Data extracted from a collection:
──────────────────────────────

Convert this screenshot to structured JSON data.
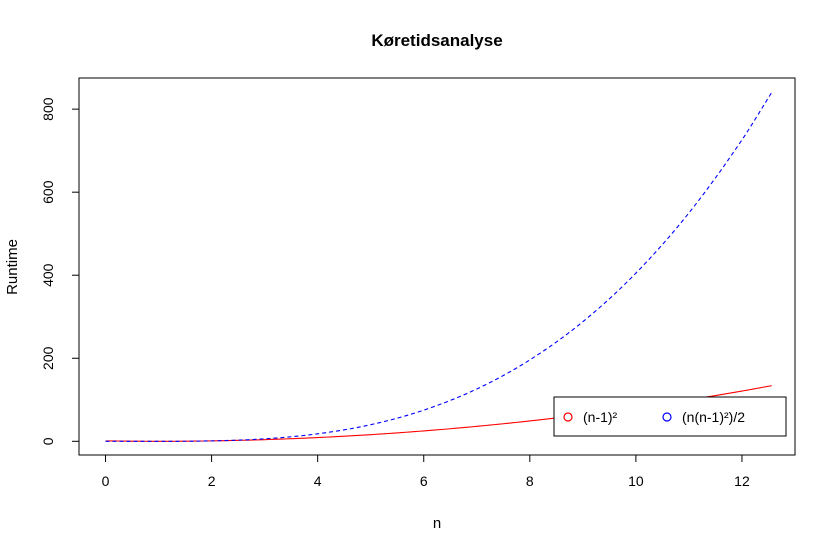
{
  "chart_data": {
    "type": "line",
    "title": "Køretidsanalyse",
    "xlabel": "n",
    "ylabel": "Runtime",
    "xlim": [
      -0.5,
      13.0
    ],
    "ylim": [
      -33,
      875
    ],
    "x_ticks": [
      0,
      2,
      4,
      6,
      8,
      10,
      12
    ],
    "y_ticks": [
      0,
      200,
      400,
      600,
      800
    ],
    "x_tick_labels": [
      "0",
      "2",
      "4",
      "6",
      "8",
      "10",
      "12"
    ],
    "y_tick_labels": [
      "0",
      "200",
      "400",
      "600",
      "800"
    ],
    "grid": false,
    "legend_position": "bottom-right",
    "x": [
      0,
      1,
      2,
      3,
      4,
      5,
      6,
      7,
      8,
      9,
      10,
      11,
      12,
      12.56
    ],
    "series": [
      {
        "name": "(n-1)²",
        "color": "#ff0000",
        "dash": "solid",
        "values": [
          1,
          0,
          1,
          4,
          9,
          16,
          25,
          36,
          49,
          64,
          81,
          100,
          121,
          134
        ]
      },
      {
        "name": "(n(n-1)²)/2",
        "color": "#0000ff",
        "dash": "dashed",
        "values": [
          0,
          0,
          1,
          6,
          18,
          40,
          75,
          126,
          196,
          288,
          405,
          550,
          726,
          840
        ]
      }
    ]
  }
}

──────────────────────────────

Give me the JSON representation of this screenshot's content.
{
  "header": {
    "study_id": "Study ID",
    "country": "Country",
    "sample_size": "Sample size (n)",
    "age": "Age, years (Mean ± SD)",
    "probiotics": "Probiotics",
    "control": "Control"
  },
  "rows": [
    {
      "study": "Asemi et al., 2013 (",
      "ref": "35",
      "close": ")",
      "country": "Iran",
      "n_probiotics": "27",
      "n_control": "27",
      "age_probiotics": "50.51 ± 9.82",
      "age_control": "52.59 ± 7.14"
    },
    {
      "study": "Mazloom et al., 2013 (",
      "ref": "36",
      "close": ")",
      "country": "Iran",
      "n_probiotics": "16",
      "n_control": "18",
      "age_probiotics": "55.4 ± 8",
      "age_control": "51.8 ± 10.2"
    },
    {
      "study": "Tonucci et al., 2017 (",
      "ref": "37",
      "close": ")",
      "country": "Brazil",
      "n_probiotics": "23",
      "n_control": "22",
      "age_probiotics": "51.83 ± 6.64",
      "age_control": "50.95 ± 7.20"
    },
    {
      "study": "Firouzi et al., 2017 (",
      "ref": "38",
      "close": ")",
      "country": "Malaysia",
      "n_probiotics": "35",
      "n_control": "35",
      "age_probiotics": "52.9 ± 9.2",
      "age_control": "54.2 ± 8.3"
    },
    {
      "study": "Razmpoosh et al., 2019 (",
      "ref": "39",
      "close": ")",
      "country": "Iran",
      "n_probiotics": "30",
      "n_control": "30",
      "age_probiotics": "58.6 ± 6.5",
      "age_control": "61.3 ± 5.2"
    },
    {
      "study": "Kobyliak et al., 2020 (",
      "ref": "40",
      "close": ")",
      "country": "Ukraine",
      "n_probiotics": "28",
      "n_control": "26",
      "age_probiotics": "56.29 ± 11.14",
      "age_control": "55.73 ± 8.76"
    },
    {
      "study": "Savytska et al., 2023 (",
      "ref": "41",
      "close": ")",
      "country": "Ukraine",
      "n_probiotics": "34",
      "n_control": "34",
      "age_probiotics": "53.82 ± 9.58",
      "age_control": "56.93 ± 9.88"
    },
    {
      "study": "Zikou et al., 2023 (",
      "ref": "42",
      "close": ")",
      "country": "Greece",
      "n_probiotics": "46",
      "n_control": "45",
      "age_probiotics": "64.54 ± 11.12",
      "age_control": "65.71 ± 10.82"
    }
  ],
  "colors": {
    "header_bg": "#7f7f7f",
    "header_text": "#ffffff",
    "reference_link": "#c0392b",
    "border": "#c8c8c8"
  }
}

──────────────────────────────

### Stated task
Isolate the lines above that contain the word "screenshot" and copy them.

### The solution
Convert this screenshot to structured JSON data.
Give me the JSON representation of this screenshot's content.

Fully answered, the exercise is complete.